_What you will do_. Each record that follows should be repeated exactly, minus any images.

_Records provided_.
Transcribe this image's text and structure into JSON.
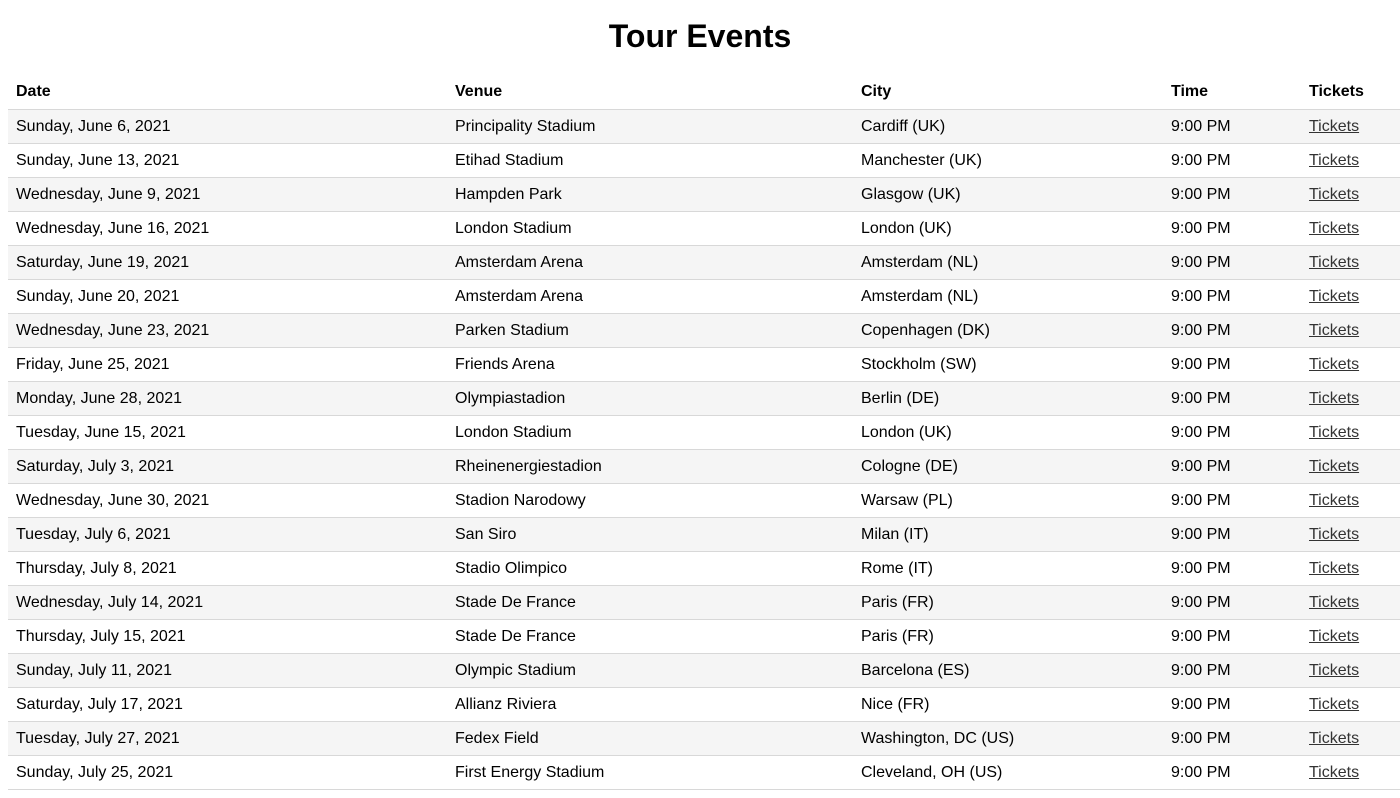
{
  "page": {
    "title": "Tour Events"
  },
  "table": {
    "headers": {
      "date": "Date",
      "venue": "Venue",
      "city": "City",
      "time": "Time",
      "tickets": "Tickets"
    },
    "rows": [
      {
        "date": "Sunday, June 6, 2021",
        "venue": "Principality Stadium",
        "city": "Cardiff (UK)",
        "time": "9:00 PM",
        "tickets": "Tickets"
      },
      {
        "date": "Sunday, June 13, 2021",
        "venue": "Etihad Stadium",
        "city": "Manchester (UK)",
        "time": "9:00 PM",
        "tickets": "Tickets"
      },
      {
        "date": "Wednesday, June 9, 2021",
        "venue": "Hampden Park",
        "city": "Glasgow (UK)",
        "time": "9:00 PM",
        "tickets": "Tickets"
      },
      {
        "date": "Wednesday, June 16, 2021",
        "venue": "London Stadium",
        "city": "London (UK)",
        "time": "9:00 PM",
        "tickets": "Tickets"
      },
      {
        "date": "Saturday, June 19, 2021",
        "venue": "Amsterdam Arena",
        "city": "Amsterdam (NL)",
        "time": "9:00 PM",
        "tickets": "Tickets"
      },
      {
        "date": "Sunday, June 20, 2021",
        "venue": "Amsterdam Arena",
        "city": "Amsterdam (NL)",
        "time": "9:00 PM",
        "tickets": "Tickets"
      },
      {
        "date": "Wednesday, June 23, 2021",
        "venue": "Parken Stadium",
        "city": "Copenhagen (DK)",
        "time": "9:00 PM",
        "tickets": "Tickets"
      },
      {
        "date": "Friday, June 25, 2021",
        "venue": "Friends Arena",
        "city": "Stockholm (SW)",
        "time": "9:00 PM",
        "tickets": "Tickets"
      },
      {
        "date": "Monday, June 28, 2021",
        "venue": "Olympiastadion",
        "city": "Berlin (DE)",
        "time": "9:00 PM",
        "tickets": "Tickets"
      },
      {
        "date": "Tuesday, June 15, 2021",
        "venue": "London Stadium",
        "city": "London (UK)",
        "time": "9:00 PM",
        "tickets": "Tickets"
      },
      {
        "date": "Saturday, July 3, 2021",
        "venue": "Rheinenergiestadion",
        "city": "Cologne (DE)",
        "time": "9:00 PM",
        "tickets": "Tickets"
      },
      {
        "date": "Wednesday, June 30, 2021",
        "venue": "Stadion Narodowy",
        "city": "Warsaw (PL)",
        "time": "9:00 PM",
        "tickets": "Tickets"
      },
      {
        "date": "Tuesday, July 6, 2021",
        "venue": "San Siro",
        "city": "Milan (IT)",
        "time": "9:00 PM",
        "tickets": "Tickets"
      },
      {
        "date": "Thursday, July 8, 2021",
        "venue": "Stadio Olimpico",
        "city": "Rome (IT)",
        "time": "9:00 PM",
        "tickets": "Tickets"
      },
      {
        "date": "Wednesday, July 14, 2021",
        "venue": "Stade De France",
        "city": "Paris (FR)",
        "time": "9:00 PM",
        "tickets": "Tickets"
      },
      {
        "date": "Thursday, July 15, 2021",
        "venue": "Stade De France",
        "city": "Paris (FR)",
        "time": "9:00 PM",
        "tickets": "Tickets"
      },
      {
        "date": "Sunday, July 11, 2021",
        "venue": "Olympic Stadium",
        "city": "Barcelona (ES)",
        "time": "9:00 PM",
        "tickets": "Tickets"
      },
      {
        "date": "Saturday, July 17, 2021",
        "venue": "Allianz Riviera",
        "city": "Nice (FR)",
        "time": "9:00 PM",
        "tickets": "Tickets"
      },
      {
        "date": "Tuesday, July 27, 2021",
        "venue": "Fedex Field",
        "city": "Washington, DC (US)",
        "time": "9:00 PM",
        "tickets": "Tickets"
      },
      {
        "date": "Sunday, July 25, 2021",
        "venue": "First Energy Stadium",
        "city": "Cleveland, OH (US)",
        "time": "9:00 PM",
        "tickets": "Tickets"
      }
    ]
  }
}
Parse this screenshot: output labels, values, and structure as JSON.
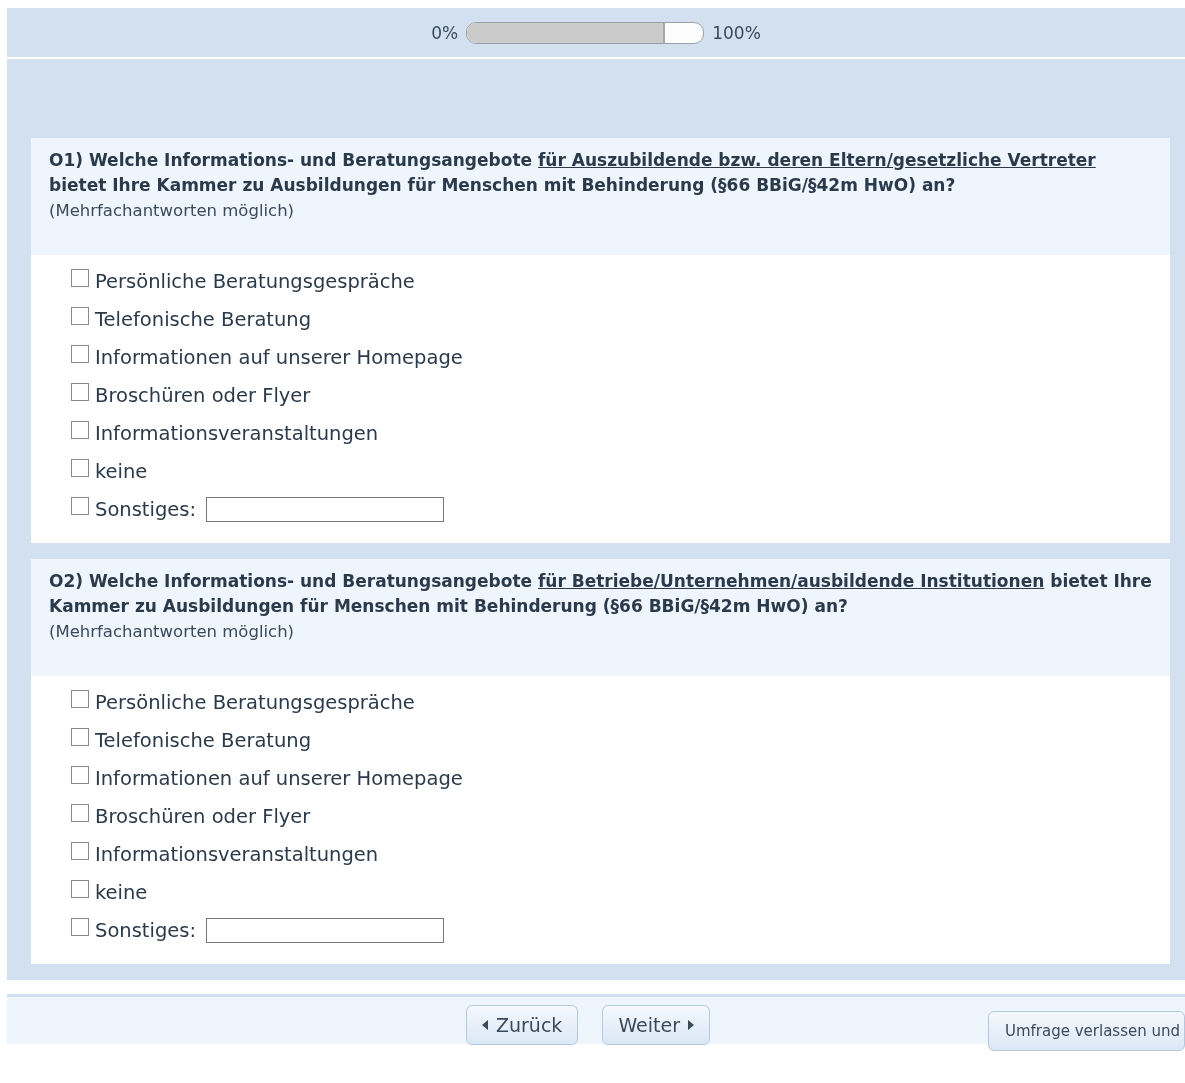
{
  "progress": {
    "start_label": "0%",
    "end_label": "100%",
    "level": 0.83
  },
  "questions": [
    {
      "number": "O1)",
      "segments": [
        {
          "text": "Welche Informations- und Beratungsangebote ",
          "underlined": false
        },
        {
          "text": "für Auszubildende bzw. deren Eltern/gesetzliche Vertreter",
          "underlined": true
        },
        {
          "text": " bietet Ihre Kammer zu Ausbildungen für Menschen mit Behinderung (§66 BBiG/§42m HwO) an?",
          "underlined": false
        }
      ],
      "hint": "(Mehrfachantworten möglich)",
      "options": [
        {
          "label": "Persönliche Beratungsgespräche",
          "checked": false
        },
        {
          "label": "Telefonische Beratung",
          "checked": false
        },
        {
          "label": "Informationen auf unserer Homepage",
          "checked": false
        },
        {
          "label": "Broschüren oder Flyer",
          "checked": false
        },
        {
          "label": "Informationsveranstaltungen",
          "checked": false
        },
        {
          "label": "keine",
          "checked": false
        },
        {
          "label": "Sonstiges:",
          "checked": false,
          "kind": "text"
        }
      ]
    },
    {
      "number": "O2)",
      "segments": [
        {
          "text": "Welche Informations- und Beratungsangebote ",
          "underlined": false
        },
        {
          "text": "für Betriebe/Unternehmen/ausbildende Institutionen",
          "underlined": true
        },
        {
          "text": " bietet Ihre Kammer zu Ausbildungen für Menschen mit Behinderung (§66 BBiG/§42m HwO) an?",
          "underlined": false
        }
      ],
      "hint": "(Mehrfachantworten möglich)",
      "options": [
        {
          "label": "Persönliche Beratungsgespräche",
          "checked": false
        },
        {
          "label": "Telefonische Beratung",
          "checked": false
        },
        {
          "label": "Informationen auf unserer Homepage",
          "checked": false
        },
        {
          "label": "Broschüren oder Flyer",
          "checked": false
        },
        {
          "label": "Informationsveranstaltungen",
          "checked": false
        },
        {
          "label": "keine",
          "checked": false
        },
        {
          "label": "Sonstiges:",
          "checked": false,
          "kind": "text"
        }
      ]
    }
  ],
  "footer": {
    "back_button": "Zurück",
    "next_button": "Weiter",
    "exit_button": "Umfrage verlassen und"
  }
}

_Problem solution_.
Transcribe this image's text and structure into JSON.
{
  "page": {
    "title": "Tour Events"
  },
  "table": {
    "headers": {
      "date": "Date",
      "venue": "Venue",
      "city": "City",
      "time": "Time",
      "tickets": "Tickets"
    },
    "rows": [
      {
        "date": "Sunday, June 6, 2021",
        "venue": "Principality Stadium",
        "city": "Cardiff (UK)",
        "time": "9:00 PM",
        "tickets": "Tickets"
      },
      {
        "date": "Sunday, June 13, 2021",
        "venue": "Etihad Stadium",
        "city": "Manchester (UK)",
        "time": "9:00 PM",
        "tickets": "Tickets"
      },
      {
        "date": "Wednesday, June 9, 2021",
        "venue": "Hampden Park",
        "city": "Glasgow (UK)",
        "time": "9:00 PM",
        "tickets": "Tickets"
      },
      {
        "date": "Wednesday, June 16, 2021",
        "venue": "London Stadium",
        "city": "London (UK)",
        "time": "9:00 PM",
        "tickets": "Tickets"
      },
      {
        "date": "Saturday, June 19, 2021",
        "venue": "Amsterdam Arena",
        "city": "Amsterdam (NL)",
        "time": "9:00 PM",
        "tickets": "Tickets"
      },
      {
        "date": "Sunday, June 20, 2021",
        "venue": "Amsterdam Arena",
        "city": "Amsterdam (NL)",
        "time": "9:00 PM",
        "tickets": "Tickets"
      },
      {
        "date": "Wednesday, June 23, 2021",
        "venue": "Parken Stadium",
        "city": "Copenhagen (DK)",
        "time": "9:00 PM",
        "tickets": "Tickets"
      },
      {
        "date": "Friday, June 25, 2021",
        "venue": "Friends Arena",
        "city": "Stockholm (SW)",
        "time": "9:00 PM",
        "tickets": "Tickets"
      },
      {
        "date": "Monday, June 28, 2021",
        "venue": "Olympiastadion",
        "city": "Berlin (DE)",
        "time": "9:00 PM",
        "tickets": "Tickets"
      },
      {
        "date": "Tuesday, June 15, 2021",
        "venue": "London Stadium",
        "city": "London (UK)",
        "time": "9:00 PM",
        "tickets": "Tickets"
      },
      {
        "date": "Saturday, July 3, 2021",
        "venue": "Rheinenergiestadion",
        "city": "Cologne (DE)",
        "time": "9:00 PM",
        "tickets": "Tickets"
      },
      {
        "date": "Wednesday, June 30, 2021",
        "venue": "Stadion Narodowy",
        "city": "Warsaw (PL)",
        "time": "9:00 PM",
        "tickets": "Tickets"
      },
      {
        "date": "Tuesday, July 6, 2021",
        "venue": "San Siro",
        "city": "Milan (IT)",
        "time": "9:00 PM",
        "tickets": "Tickets"
      },
      {
        "date": "Thursday, July 8, 2021",
        "venue": "Stadio Olimpico",
        "city": "Rome (IT)",
        "time": "9:00 PM",
        "tickets": "Tickets"
      },
      {
        "date": "Wednesday, July 14, 2021",
        "venue": "Stade De France",
        "city": "Paris (FR)",
        "time": "9:00 PM",
        "tickets": "Tickets"
      },
      {
        "date": "Thursday, July 15, 2021",
        "venue": "Stade De France",
        "city": "Paris (FR)",
        "time": "9:00 PM",
        "tickets": "Tickets"
      },
      {
        "date": "Sunday, July 11, 2021",
        "venue": "Olympic Stadium",
        "city": "Barcelona (ES)",
        "time": "9:00 PM",
        "tickets": "Tickets"
      },
      {
        "date": "Saturday, July 17, 2021",
        "venue": "Allianz Riviera",
        "city": "Nice (FR)",
        "time": "9:00 PM",
        "tickets": "Tickets"
      },
      {
        "date": "Tuesday, July 27, 2021",
        "venue": "Fedex Field",
        "city": "Washington, DC (US)",
        "time": "9:00 PM",
        "tickets": "Tickets"
      },
      {
        "date": "Sunday, July 25, 2021",
        "venue": "First Energy Stadium",
        "city": "Cleveland, OH (US)",
        "time": "9:00 PM",
        "tickets": "Tickets"
      }
    ]
  }
}
Parse this screenshot: output labels, values, and structure as JSON.
{
  "progress": {
    "start_label": "0%",
    "end_label": "100%",
    "level": 0.83
  },
  "questions": [
    {
      "number": "O1)",
      "segments": [
        {
          "text": "Welche Informations- und Beratungsangebote ",
          "underlined": false
        },
        {
          "text": "für Auszubildende bzw. deren Eltern/gesetzliche Vertreter",
          "underlined": true
        },
        {
          "text": " bietet Ihre Kammer zu Ausbildungen für Menschen mit Behinderung (§66 BBiG/§42m HwO) an?",
          "underlined": false
        }
      ],
      "hint": "(Mehrfachantworten möglich)",
      "options": [
        {
          "label": "Persönliche Beratungsgespräche",
          "checked": false
        },
        {
          "label": "Telefonische Beratung",
          "checked": false
        },
        {
          "label": "Informationen auf unserer Homepage",
          "checked": false
        },
        {
          "label": "Broschüren oder Flyer",
          "checked": false
        },
        {
          "label": "Informationsveranstaltungen",
          "checked": false
        },
        {
          "label": "keine",
          "checked": false
        },
        {
          "label": "Sonstiges:",
          "checked": false,
          "kind": "text"
        }
      ]
    },
    {
      "number": "O2)",
      "segments": [
        {
          "text": "Welche Informations- und Beratungsangebote ",
          "underlined": false
        },
        {
          "text": "für Betriebe/Unternehmen/ausbildende Institutionen",
          "underlined": true
        },
        {
          "text": " bietet Ihre Kammer zu Ausbildungen für Menschen mit Behinderung (§66 BBiG/§42m HwO) an?",
          "underlined": false
        }
      ],
      "hint": "(Mehrfachantworten möglich)",
      "options": [
        {
          "label": "Persönliche Beratungsgespräche",
          "checked": false
        },
        {
          "label": "Telefonische Beratung",
          "checked": false
        },
        {
          "label": "Informationen auf unserer Homepage",
          "checked": false
        },
        {
          "label": "Broschüren oder Flyer",
          "checked": false
        },
        {
          "label": "Informationsveranstaltungen",
          "checked": false
        },
        {
          "label": "keine",
          "checked": false
        },
        {
          "label": "Sonstiges:",
          "checked": false,
          "kind": "text"
        }
      ]
    }
  ],
  "footer": {
    "back_button": "Zurück",
    "next_button": "Weiter",
    "exit_button": "Umfrage verlassen und"
  }
}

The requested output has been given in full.